# Exercise requirements:
Please pull out every line that includes the string "Swimwear".

━━ Data provided ━━

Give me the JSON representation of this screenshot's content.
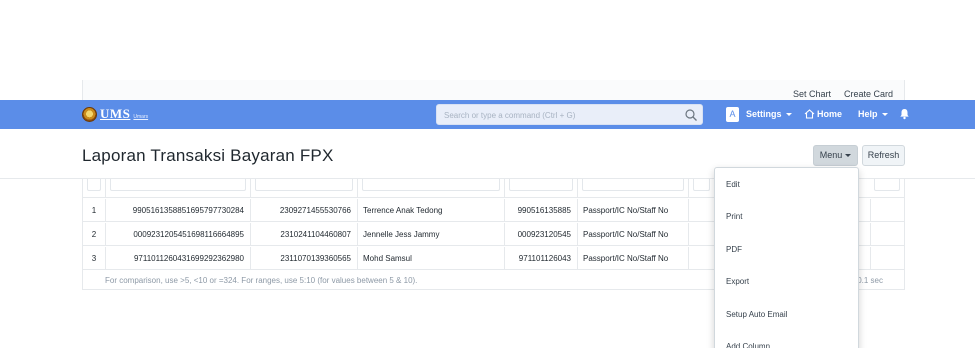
{
  "top_strip": {
    "set_chart": "Set Chart",
    "create_card": "Create Card"
  },
  "navbar": {
    "logo_text": "UMS",
    "logo_tag": "Umars",
    "search_placeholder": "Search or type a command (Ctrl + G)",
    "avatar_letter": "A",
    "settings": "Settings",
    "home": "Home",
    "help": "Help",
    "brand_color": "#5b8de8"
  },
  "page": {
    "title": "Laporan Transaksi Bayaran FPX",
    "menu_button": "Menu",
    "refresh_button": "Refresh"
  },
  "table": {
    "rows": [
      {
        "idx": "1",
        "c1": "990516135885169579773028​4",
        "c2": "2309271455530766",
        "c3": "Terrence Anak Tedong",
        "c4": "990516135885",
        "c5": "Passport/IC No/Staff No"
      },
      {
        "idx": "2",
        "c1": "0009231205451698116664895",
        "c2": "2310241104460807",
        "c3": "Jennelle Jess Jammy",
        "c4": "000923120545",
        "c5": "Passport/IC No/Staff No"
      },
      {
        "idx": "3",
        "c1": "9711011260431699292362980",
        "c2": "2311070139360565",
        "c3": "Mohd Samsul",
        "c4": "971101126043",
        "c5": "Passport/IC No/Staff No"
      }
    ],
    "footer_note": "For comparison, use >5, <10 or =324. For ranges, use 5:10 (for values between 5 & 10).",
    "footer_time": "0.1 sec"
  },
  "menu": {
    "items": [
      "Edit",
      "Print",
      "PDF",
      "Export",
      "Setup Auto Email",
      "Add Column"
    ]
  }
}
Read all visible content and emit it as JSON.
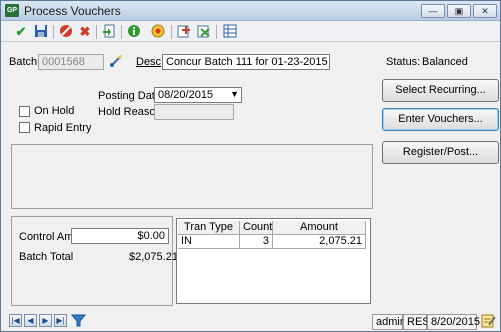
{
  "window": {
    "app_logo": "GP",
    "title": "Process Vouchers"
  },
  "toolbar": {
    "icons": [
      "save-checkmark-icon",
      "save-disk-icon",
      "cancel-icon",
      "delete-icon",
      "import-icon",
      "info-icon",
      "help-icon",
      "reports-icon",
      "transactions-icon",
      "table-icon"
    ]
  },
  "batch": {
    "label": "Batch",
    "value": "0001568",
    "desc_label": "Desc",
    "desc_value": "Concur Batch 111 for 01-23-2015"
  },
  "status": {
    "label": "Status:",
    "value": "Balanced"
  },
  "posting": {
    "date_label": "Posting Date",
    "date_value": "08/20/2015",
    "hold_label": "On Hold",
    "hold_reason_label": "Hold Reason",
    "hold_reason_value": "",
    "rapid_entry_label": "Rapid Entry"
  },
  "buttons": {
    "select_recurring": "Select Recurring...",
    "enter_vouchers": "Enter Vouchers...",
    "register_post": "Register/Post..."
  },
  "totals": {
    "control_amt_label": "Control Amt",
    "control_amt_value": "$0.00",
    "batch_total_label": "Batch Total",
    "batch_total_value": "$2,075.21"
  },
  "grid": {
    "headers": [
      "Tran Type",
      "Count",
      "Amount"
    ],
    "rows": [
      {
        "tran_type": "IN",
        "count": "3",
        "amount": "2,075.21"
      }
    ]
  },
  "statusbar": {
    "user": "admin",
    "company": "RES",
    "date": "8/20/2015"
  },
  "colors": {
    "title_bar": "#c8d8ec",
    "window_bg": "#f0f0f0",
    "accent": "#3c7fb1"
  }
}
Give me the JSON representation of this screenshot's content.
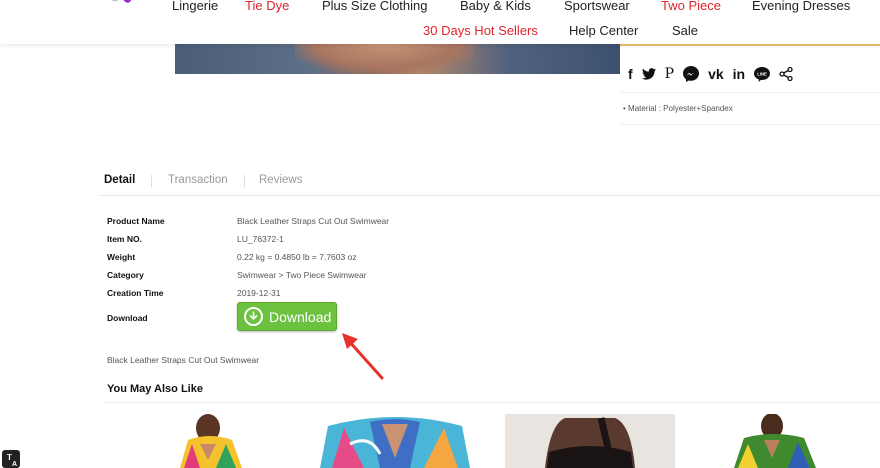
{
  "nav": {
    "row1": [
      {
        "label": "Lingerie",
        "color": "#222222"
      },
      {
        "label": "Tie Dye",
        "color": "#e0242c"
      },
      {
        "label": "Plus Size Clothing",
        "color": "#222222"
      },
      {
        "label": "Baby & Kids",
        "color": "#222222"
      },
      {
        "label": "Sportswear",
        "color": "#222222"
      },
      {
        "label": "Two Piece",
        "color": "#e0242c"
      },
      {
        "label": "Evening Dresses",
        "color": "#222222"
      }
    ],
    "row2": [
      {
        "label": "30 Days Hot Sellers",
        "color": "#e0242c"
      },
      {
        "label": "Help Center",
        "color": "#222222"
      },
      {
        "label": "Sale",
        "color": "#222222"
      }
    ]
  },
  "share": {
    "icons": [
      "facebook-icon",
      "twitter-icon",
      "pinterest-icon",
      "messenger-icon",
      "vk-icon",
      "linkedin-icon",
      "line-icon",
      "share-icon"
    ],
    "labels": {
      "facebook": "f",
      "pinterest": "P",
      "vk": "vk",
      "linkedin": "in",
      "line": "LINE"
    }
  },
  "material": "Material : Polyester+Spandex",
  "tabs": {
    "detail": "Detail",
    "transaction": "Transaction",
    "reviews": "Reviews"
  },
  "details": {
    "product_name_label": "Product Name",
    "product_name": "Black Leather Straps Cut Out Swimwear",
    "item_no_label": "Item NO.",
    "item_no": "LU_76372-1",
    "weight_label": "Weight",
    "weight": "0.22 kg = 0.4850 lb = 7.7603 oz",
    "category_label": "Category",
    "category": "Swimwear > Two Piece Swimwear",
    "creation_time_label": "Creation Time",
    "creation_time": "2019-12-31",
    "download_label": "Download",
    "download_button": "Download"
  },
  "description": "Black Leather Straps Cut Out Swimwear",
  "related_title": "You May Also Like",
  "colors": {
    "accent_red": "#e0242c",
    "download_green": "#6cc23e",
    "arrow_red": "#e8312a"
  }
}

━━━

# Result:
    "product_name": "Black Leather Straps Cut Out Swimwear",
    "category": "Swimwear > Two Piece Swimwear",
  "description": "Black Leather Straps Cut Out Swimwear",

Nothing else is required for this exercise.